Quote every line as written. Omit pictures.

Records for the exercise ::
--
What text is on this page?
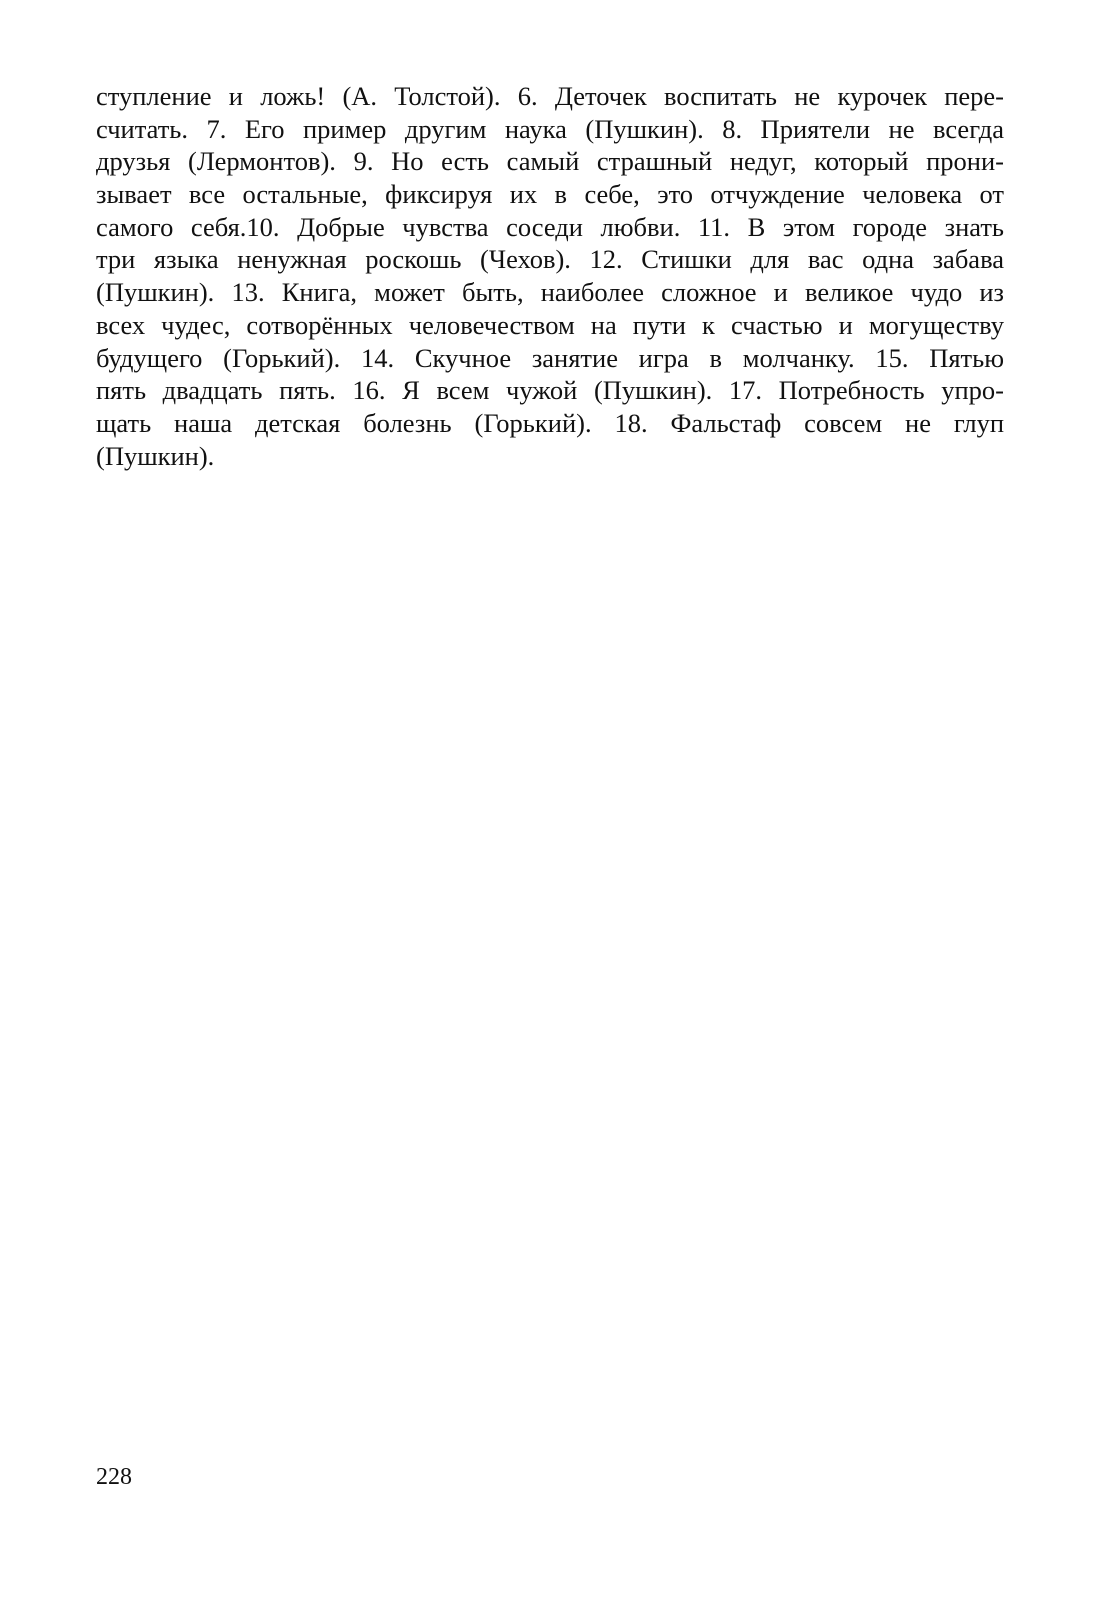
ступление и ложь! (А. Толстой). 6. Деточек воспитать не курочек пере-
считать. 7. Его пример другим наука (Пушкин). 8. Приятели не всегда
друзья (Лермонтов). 9. Но есть самый страшный недуг, который прони-
зывает все остальные, фиксируя их в себе, это отчуждение человека от
самого себя.10. Добрые чувства соседи любви. 11. В этом городе знать
три языка ненужная роскошь (Чехов). 12. Стишки для вас одна забава
(Пушкин). 13. Книга, может быть, наиболее сложное и великое чудо из
всех чудес, сотворённых человечеством на пути к счастью и могуществу
будущего (Горький). 14. Скучное занятие игра в молчанку. 15. Пятью
пять двадцать пять. 16. Я всем чужой (Пушкин). 17. Потребность упро-
щать наша детская болезнь (Горький). 18. Фальстаф совсем не глуп
(Пушкин).
228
--
Final answer ::
What text is on this page?
ступление и ложь! (А. Толстой). 6. Деточек воспитать не курочек пере-
считать. 7. Его пример другим наука (Пушкин). 8. Приятели не всегда
друзья (Лермонтов). 9. Но есть самый страшный недуг, который прони-
зывает все остальные, фиксируя их в себе, это отчуждение человека от
самого себя.10. Добрые чувства соседи любви. 11. В этом городе знать
три языка ненужная роскошь (Чехов). 12. Стишки для вас одна забава
(Пушкин). 13. Книга, может быть, наиболее сложное и великое чудо из
всех чудес, сотворённых человечеством на пути к счастью и могуществу
будущего (Горький). 14. Скучное занятие игра в молчанку. 15. Пятью
пять двадцать пять. 16. Я всем чужой (Пушкин). 17. Потребность упро-
щать наша детская болезнь (Горький). 18. Фальстаф совсем не глуп
(Пушкин).
228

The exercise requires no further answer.